**Data records**
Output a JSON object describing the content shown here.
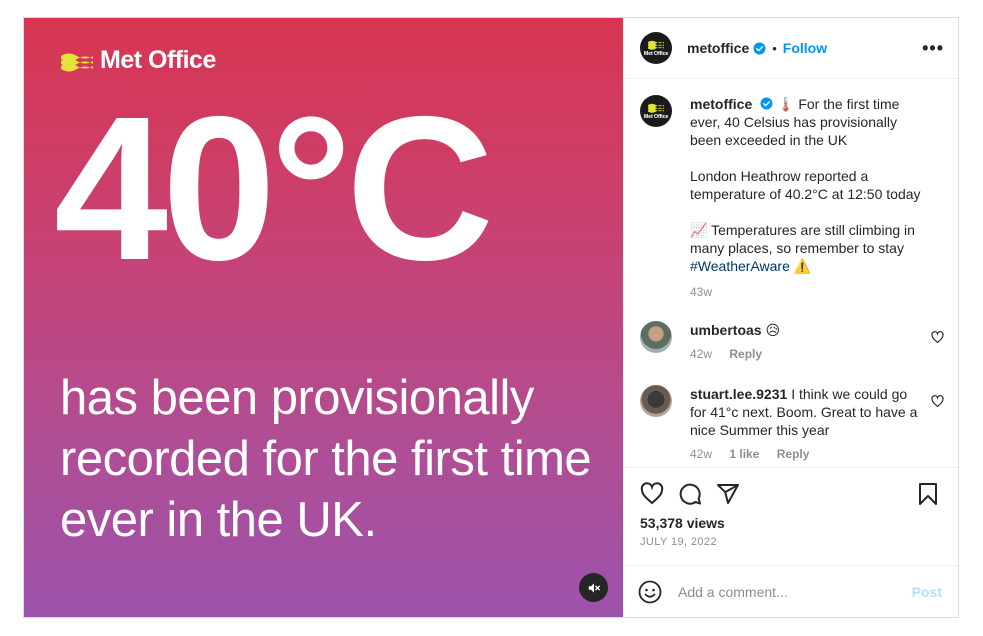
{
  "media": {
    "brand": "Met Office",
    "headline": "40°C",
    "subtext": "has been provisionally recorded for the first time ever in the UK."
  },
  "header": {
    "username": "metoffice",
    "separator": "•",
    "follow": "Follow",
    "more": "•••",
    "avatar_text": "Met Office"
  },
  "caption": {
    "username": "metoffice",
    "p1": "🌡️ For the first time ever, 40 Celsius has provisionally been exceeded in the UK",
    "p2": "London Heathrow reported a temperature of 40.2°C at 12:50 today",
    "p3": "📈 Temperatures are still climbing in many places, so remember to stay",
    "hashtag": "#WeatherAware",
    "p3_end": " ⚠️",
    "time": "43w"
  },
  "comments": [
    {
      "username": "umbertoas",
      "text": "😥",
      "time": "42w",
      "reply": "Reply"
    },
    {
      "username": "stuart.lee.9231",
      "text": "I think we could go for 41°c next. Boom. Great to have a nice Summer this year",
      "time": "42w",
      "likes": "1 like",
      "reply": "Reply"
    }
  ],
  "stats": {
    "views": "53,378 views",
    "date": "JULY 19, 2022"
  },
  "add_comment": {
    "placeholder": "Add a comment...",
    "post": "Post"
  },
  "colors": {
    "accent": "#0095f6",
    "gradient_top": "#d83551",
    "gradient_bottom": "#9c52ab",
    "brand_yellow": "#e5e23a"
  }
}
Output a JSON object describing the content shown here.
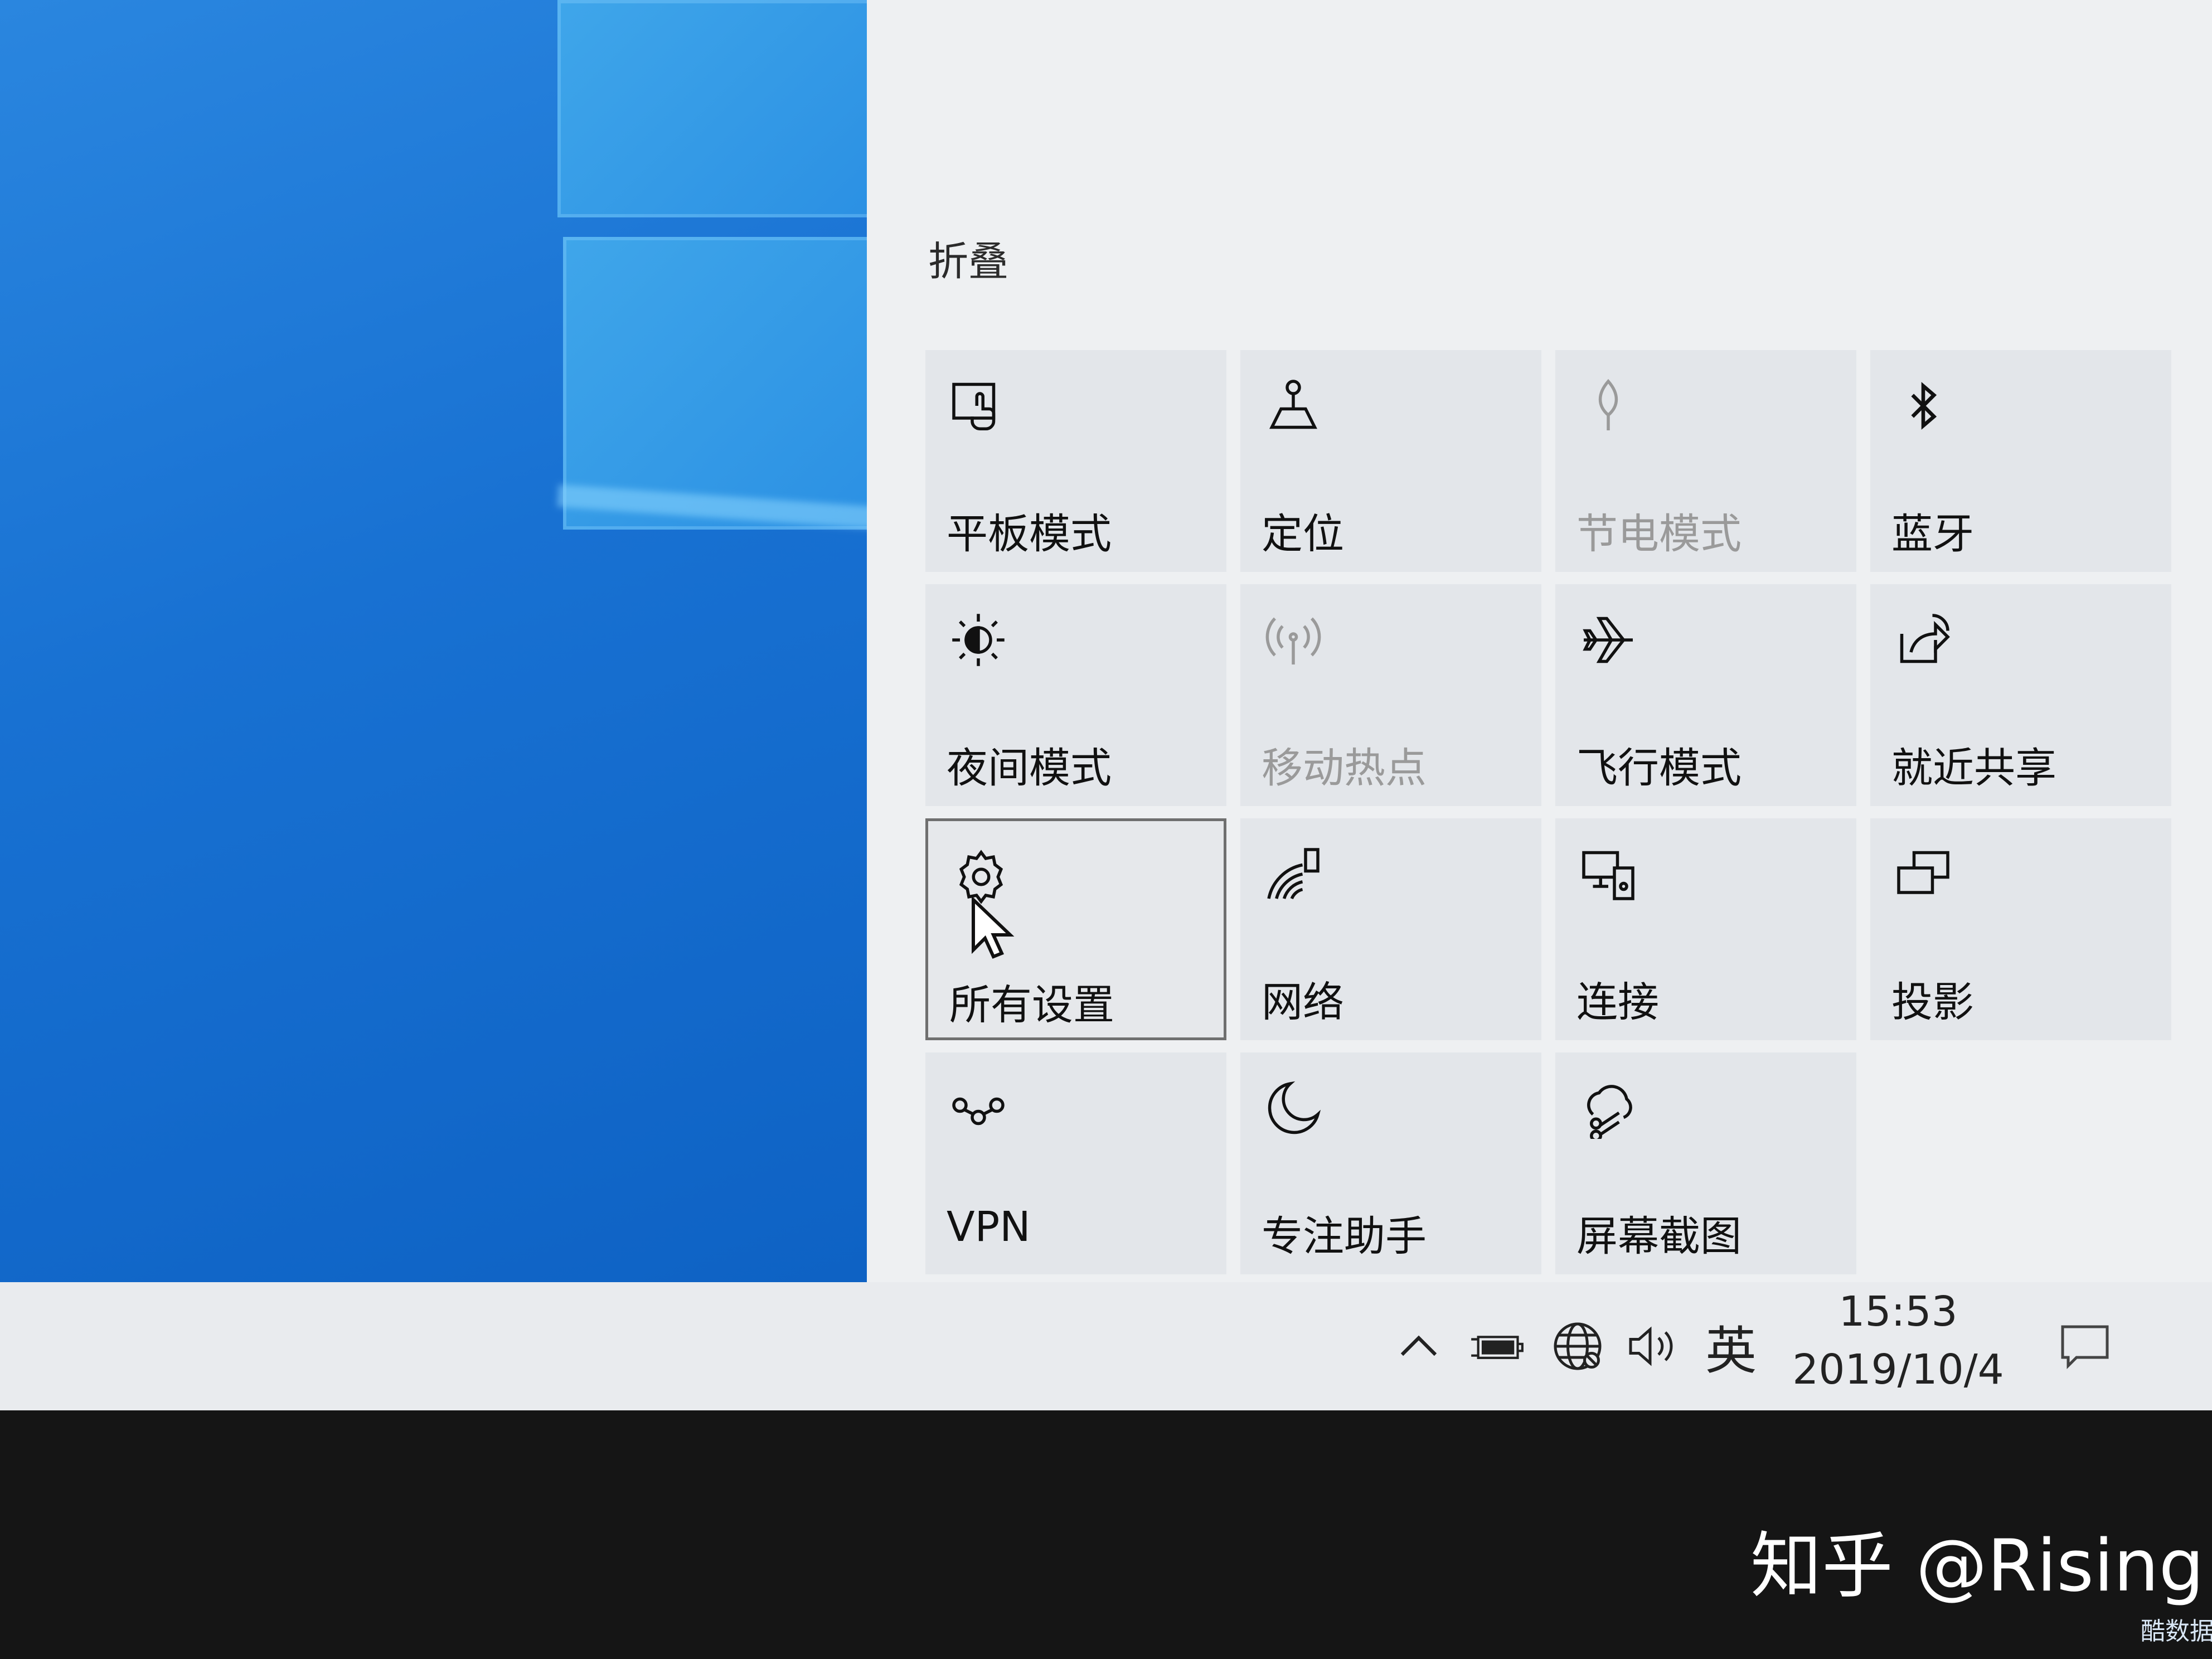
{
  "action_center": {
    "collapse_label": "折叠",
    "tiles": [
      {
        "label": "平板模式",
        "icon": "tablet-mode-icon",
        "disabled": false,
        "selected": false
      },
      {
        "label": "定位",
        "icon": "location-icon",
        "disabled": false,
        "selected": false
      },
      {
        "label": "节电模式",
        "icon": "battery-saver-icon",
        "disabled": true,
        "selected": false
      },
      {
        "label": "蓝牙",
        "icon": "bluetooth-icon",
        "disabled": false,
        "selected": false
      },
      {
        "label": "夜间模式",
        "icon": "night-light-icon",
        "disabled": false,
        "selected": false
      },
      {
        "label": "移动热点",
        "icon": "mobile-hotspot-icon",
        "disabled": true,
        "selected": false
      },
      {
        "label": "飞行模式",
        "icon": "airplane-icon",
        "disabled": false,
        "selected": false
      },
      {
        "label": "就近共享",
        "icon": "nearby-share-icon",
        "disabled": false,
        "selected": false
      },
      {
        "label": "所有设置",
        "icon": "gear-icon",
        "disabled": false,
        "selected": true
      },
      {
        "label": "网络",
        "icon": "network-icon",
        "disabled": false,
        "selected": false
      },
      {
        "label": "连接",
        "icon": "connect-icon",
        "disabled": false,
        "selected": false
      },
      {
        "label": "投影",
        "icon": "project-icon",
        "disabled": false,
        "selected": false
      },
      {
        "label": "VPN",
        "icon": "vpn-icon",
        "disabled": false,
        "selected": false
      },
      {
        "label": "专注助手",
        "icon": "focus-assist-icon",
        "disabled": false,
        "selected": false
      },
      {
        "label": "屏幕截图",
        "icon": "screen-snip-icon",
        "disabled": false,
        "selected": false
      }
    ]
  },
  "taskbar": {
    "ime": "英",
    "time": "15:53",
    "date": "2019/10/4"
  },
  "watermark": {
    "text": "知乎 @Rising",
    "corner_badge": "酷数据"
  },
  "colors": {
    "desktop_blue": "#1871d2",
    "panel_bg": "#eef0f2",
    "tile_bg": "#e3e6ea",
    "disabled_text": "#9a9a9a"
  }
}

**What is expected**
Keep every word of the data as it is when you write it out, but drop the pictures.

**Full solution**
Output a JSON object describing the content shown here.
{
  "media": {
    "brand": "Met Office",
    "headline": "40°C",
    "subtext": "has been provisionally recorded for the first time ever in the UK."
  },
  "header": {
    "username": "metoffice",
    "separator": "•",
    "follow": "Follow",
    "more": "•••",
    "avatar_text": "Met Office"
  },
  "caption": {
    "username": "metoffice",
    "p1": "🌡️ For the first time ever, 40 Celsius has provisionally been exceeded in the UK",
    "p2": "London Heathrow reported a temperature of 40.2°C at 12:50 today",
    "p3": "📈 Temperatures are still climbing in many places, so remember to stay",
    "hashtag": "#WeatherAware",
    "p3_end": " ⚠️",
    "time": "43w"
  },
  "comments": [
    {
      "username": "umbertoas",
      "text": "😥",
      "time": "42w",
      "reply": "Reply"
    },
    {
      "username": "stuart.lee.9231",
      "text": "I think we could go for 41°c next. Boom. Great to have a nice Summer this year",
      "time": "42w",
      "likes": "1 like",
      "reply": "Reply"
    }
  ],
  "stats": {
    "views": "53,378 views",
    "date": "JULY 19, 2022"
  },
  "add_comment": {
    "placeholder": "Add a comment...",
    "post": "Post"
  },
  "colors": {
    "accent": "#0095f6",
    "gradient_top": "#d83551",
    "gradient_bottom": "#9c52ab",
    "brand_yellow": "#e5e23a"
  }
}
Output a JSON object describing the content shown here.
{
  "action_center": {
    "collapse_label": "折叠",
    "tiles": [
      {
        "label": "平板模式",
        "icon": "tablet-mode-icon",
        "disabled": false,
        "selected": false
      },
      {
        "label": "定位",
        "icon": "location-icon",
        "disabled": false,
        "selected": false
      },
      {
        "label": "节电模式",
        "icon": "battery-saver-icon",
        "disabled": true,
        "selected": false
      },
      {
        "label": "蓝牙",
        "icon": "bluetooth-icon",
        "disabled": false,
        "selected": false
      },
      {
        "label": "夜间模式",
        "icon": "night-light-icon",
        "disabled": false,
        "selected": false
      },
      {
        "label": "移动热点",
        "icon": "mobile-hotspot-icon",
        "disabled": true,
        "selected": false
      },
      {
        "label": "飞行模式",
        "icon": "airplane-icon",
        "disabled": false,
        "selected": false
      },
      {
        "label": "就近共享",
        "icon": "nearby-share-icon",
        "disabled": false,
        "selected": false
      },
      {
        "label": "所有设置",
        "icon": "gear-icon",
        "disabled": false,
        "selected": true
      },
      {
        "label": "网络",
        "icon": "network-icon",
        "disabled": false,
        "selected": false
      },
      {
        "label": "连接",
        "icon": "connect-icon",
        "disabled": false,
        "selected": false
      },
      {
        "label": "投影",
        "icon": "project-icon",
        "disabled": false,
        "selected": false
      },
      {
        "label": "VPN",
        "icon": "vpn-icon",
        "disabled": false,
        "selected": false
      },
      {
        "label": "专注助手",
        "icon": "focus-assist-icon",
        "disabled": false,
        "selected": false
      },
      {
        "label": "屏幕截图",
        "icon": "screen-snip-icon",
        "disabled": false,
        "selected": false
      }
    ]
  },
  "taskbar": {
    "ime": "英",
    "time": "15:53",
    "date": "2019/10/4"
  },
  "watermark": {
    "text": "知乎 @Rising",
    "corner_badge": "酷数据"
  },
  "colors": {
    "desktop_blue": "#1871d2",
    "panel_bg": "#eef0f2",
    "tile_bg": "#e3e6ea",
    "disabled_text": "#9a9a9a"
  }
}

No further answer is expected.